- _Required task_
Show, in full, each line of the data that contains "text".

(Collected data)
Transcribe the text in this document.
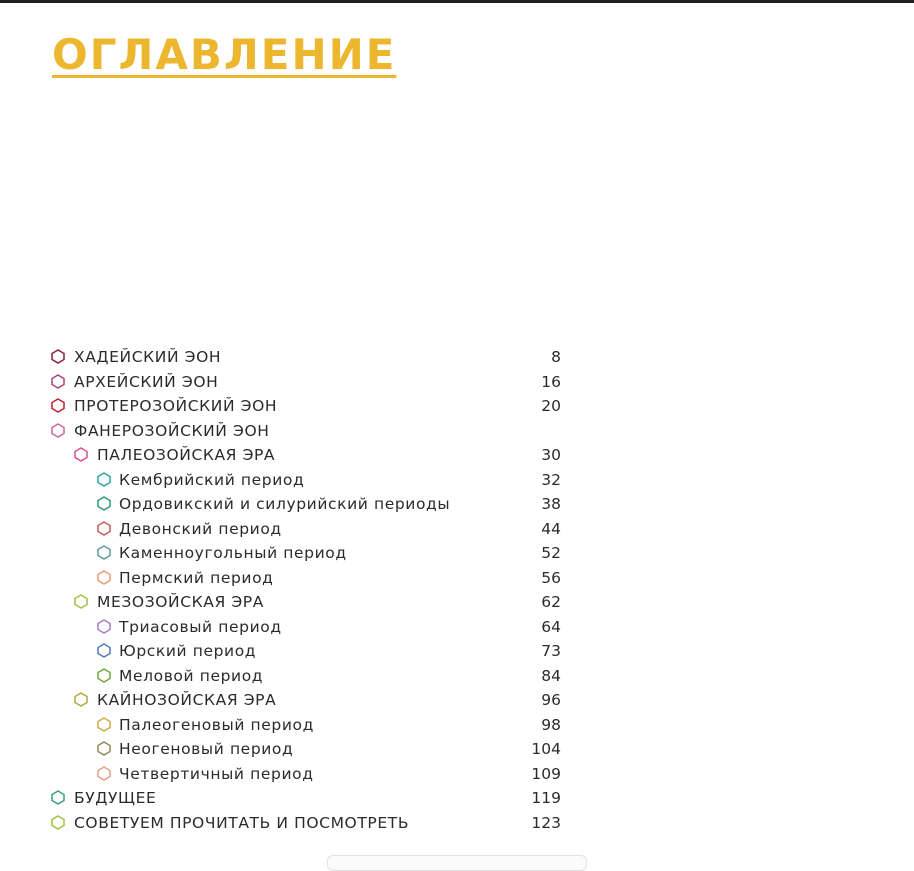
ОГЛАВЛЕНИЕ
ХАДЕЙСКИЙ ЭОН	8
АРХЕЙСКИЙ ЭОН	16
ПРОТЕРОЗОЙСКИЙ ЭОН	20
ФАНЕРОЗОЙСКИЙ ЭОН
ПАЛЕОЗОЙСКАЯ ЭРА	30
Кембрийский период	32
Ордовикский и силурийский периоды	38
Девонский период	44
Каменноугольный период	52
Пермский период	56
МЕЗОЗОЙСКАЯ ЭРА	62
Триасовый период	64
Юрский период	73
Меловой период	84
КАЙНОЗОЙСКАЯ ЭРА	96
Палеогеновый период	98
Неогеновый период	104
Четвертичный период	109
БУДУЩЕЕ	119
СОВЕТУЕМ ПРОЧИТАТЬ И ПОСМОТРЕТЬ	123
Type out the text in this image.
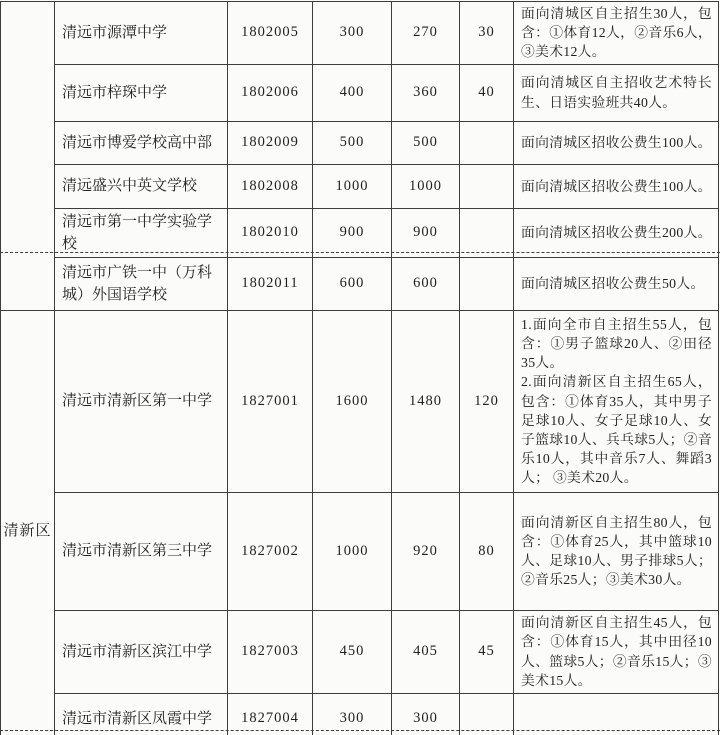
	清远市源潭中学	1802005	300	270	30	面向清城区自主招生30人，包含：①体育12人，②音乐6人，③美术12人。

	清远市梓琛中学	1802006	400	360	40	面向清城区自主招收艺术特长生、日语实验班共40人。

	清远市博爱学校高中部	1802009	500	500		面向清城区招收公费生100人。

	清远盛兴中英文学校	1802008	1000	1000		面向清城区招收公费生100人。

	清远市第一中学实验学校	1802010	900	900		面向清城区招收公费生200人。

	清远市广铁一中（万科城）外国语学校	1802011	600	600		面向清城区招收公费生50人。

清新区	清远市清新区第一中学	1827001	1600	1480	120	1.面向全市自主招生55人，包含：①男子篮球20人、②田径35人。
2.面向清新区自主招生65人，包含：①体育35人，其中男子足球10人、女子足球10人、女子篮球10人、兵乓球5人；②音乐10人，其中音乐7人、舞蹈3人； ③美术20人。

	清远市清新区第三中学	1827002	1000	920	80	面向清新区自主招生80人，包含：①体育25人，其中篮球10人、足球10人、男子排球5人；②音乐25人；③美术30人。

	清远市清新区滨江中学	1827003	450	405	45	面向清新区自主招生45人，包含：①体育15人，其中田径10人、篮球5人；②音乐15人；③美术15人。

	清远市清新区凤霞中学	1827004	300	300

- _Solution for this task_
Transcribe the text in this document.
Type out the text in this image.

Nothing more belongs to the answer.